**Work required**. Could you write out the records below exactly as they appear?
..............................
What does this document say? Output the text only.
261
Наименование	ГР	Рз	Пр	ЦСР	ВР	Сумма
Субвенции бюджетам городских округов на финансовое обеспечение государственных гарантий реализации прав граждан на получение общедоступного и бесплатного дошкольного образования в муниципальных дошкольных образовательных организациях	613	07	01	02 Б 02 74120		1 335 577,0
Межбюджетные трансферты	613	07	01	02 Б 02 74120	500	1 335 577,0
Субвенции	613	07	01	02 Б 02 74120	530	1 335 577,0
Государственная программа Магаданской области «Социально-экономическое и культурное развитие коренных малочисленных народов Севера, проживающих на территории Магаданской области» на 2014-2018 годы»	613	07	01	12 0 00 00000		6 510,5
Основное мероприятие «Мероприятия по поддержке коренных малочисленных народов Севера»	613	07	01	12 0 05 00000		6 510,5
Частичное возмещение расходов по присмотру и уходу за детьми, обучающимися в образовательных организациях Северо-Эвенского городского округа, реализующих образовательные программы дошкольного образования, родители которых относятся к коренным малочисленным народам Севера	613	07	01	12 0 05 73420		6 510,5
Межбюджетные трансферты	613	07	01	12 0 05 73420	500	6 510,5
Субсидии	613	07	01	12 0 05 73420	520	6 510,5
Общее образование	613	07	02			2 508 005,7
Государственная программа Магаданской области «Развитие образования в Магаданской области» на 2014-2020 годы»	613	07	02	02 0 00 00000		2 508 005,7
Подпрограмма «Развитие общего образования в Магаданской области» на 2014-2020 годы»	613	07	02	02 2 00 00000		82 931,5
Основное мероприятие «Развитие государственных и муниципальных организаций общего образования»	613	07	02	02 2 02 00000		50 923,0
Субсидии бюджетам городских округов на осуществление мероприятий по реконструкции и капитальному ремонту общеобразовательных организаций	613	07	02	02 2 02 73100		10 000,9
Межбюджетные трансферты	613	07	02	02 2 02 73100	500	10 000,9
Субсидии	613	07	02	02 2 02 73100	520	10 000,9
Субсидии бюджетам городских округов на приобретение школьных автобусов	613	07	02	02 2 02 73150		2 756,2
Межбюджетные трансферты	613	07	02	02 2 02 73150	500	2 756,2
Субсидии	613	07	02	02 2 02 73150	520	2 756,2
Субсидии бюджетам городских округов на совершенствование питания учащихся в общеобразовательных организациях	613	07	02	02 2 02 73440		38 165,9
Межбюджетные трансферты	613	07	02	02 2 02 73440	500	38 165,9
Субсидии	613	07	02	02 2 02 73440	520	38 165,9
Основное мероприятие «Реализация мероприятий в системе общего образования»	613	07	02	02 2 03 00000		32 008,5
..............................
**Solution**.
What does this document say? Output the text only.
261
Наименование	ГР	Рз	Пр	ЦСР	ВР	Сумма
Субвенции бюджетам городских округов на финансовое обеспечение государственных гарантий реализации прав граждан на получение общедоступного и бесплатного дошкольного образования в муниципальных дошкольных образовательных организациях	613	07	01	02 Б 02 74120		1 335 577,0
Межбюджетные трансферты	613	07	01	02 Б 02 74120	500	1 335 577,0
Субвенции	613	07	01	02 Б 02 74120	530	1 335 577,0
Государственная программа Магаданской области «Социально-экономическое и культурное развитие коренных малочисленных народов Севера, проживающих на территории Магаданской области» на 2014-2018 годы»	613	07	01	12 0 00 00000		6 510,5
Основное мероприятие «Мероприятия по поддержке коренных малочисленных народов Севера»	613	07	01	12 0 05 00000		6 510,5
Частичное возмещение расходов по присмотру и уходу за детьми, обучающимися в образовательных организациях Северо-Эвенского городского округа, реализующих образовательные программы дошкольного образования, родители которых относятся к коренным малочисленным народам Севера	613	07	01	12 0 05 73420		6 510,5
Межбюджетные трансферты	613	07	01	12 0 05 73420	500	6 510,5
Субсидии	613	07	01	12 0 05 73420	520	6 510,5
Общее образование	613	07	02			2 508 005,7
Государственная программа Магаданской области «Развитие образования в Магаданской области» на 2014-2020 годы»	613	07	02	02 0 00 00000		2 508 005,7
Подпрограмма «Развитие общего образования в Магаданской области» на 2014-2020 годы»	613	07	02	02 2 00 00000		82 931,5
Основное мероприятие «Развитие государственных и муниципальных организаций общего образования»	613	07	02	02 2 02 00000		50 923,0
Субсидии бюджетам городских округов на осуществление мероприятий по реконструкции и капитальному ремонту общеобразовательных организаций	613	07	02	02 2 02 73100		10 000,9
Межбюджетные трансферты	613	07	02	02 2 02 73100	500	10 000,9
Субсидии	613	07	02	02 2 02 73100	520	10 000,9
Субсидии бюджетам городских округов на приобретение школьных автобусов	613	07	02	02 2 02 73150		2 756,2
Межбюджетные трансферты	613	07	02	02 2 02 73150	500	2 756,2
Субсидии	613	07	02	02 2 02 73150	520	2 756,2
Субсидии бюджетам городских округов на совершенствование питания учащихся в общеобразовательных организациях	613	07	02	02 2 02 73440		38 165,9
Межбюджетные трансферты	613	07	02	02 2 02 73440	500	38 165,9
Субсидии	613	07	02	02 2 02 73440	520	38 165,9
Основное мероприятие «Реализация мероприятий в системе общего образования»	613	07	02	02 2 03 00000		32 008,5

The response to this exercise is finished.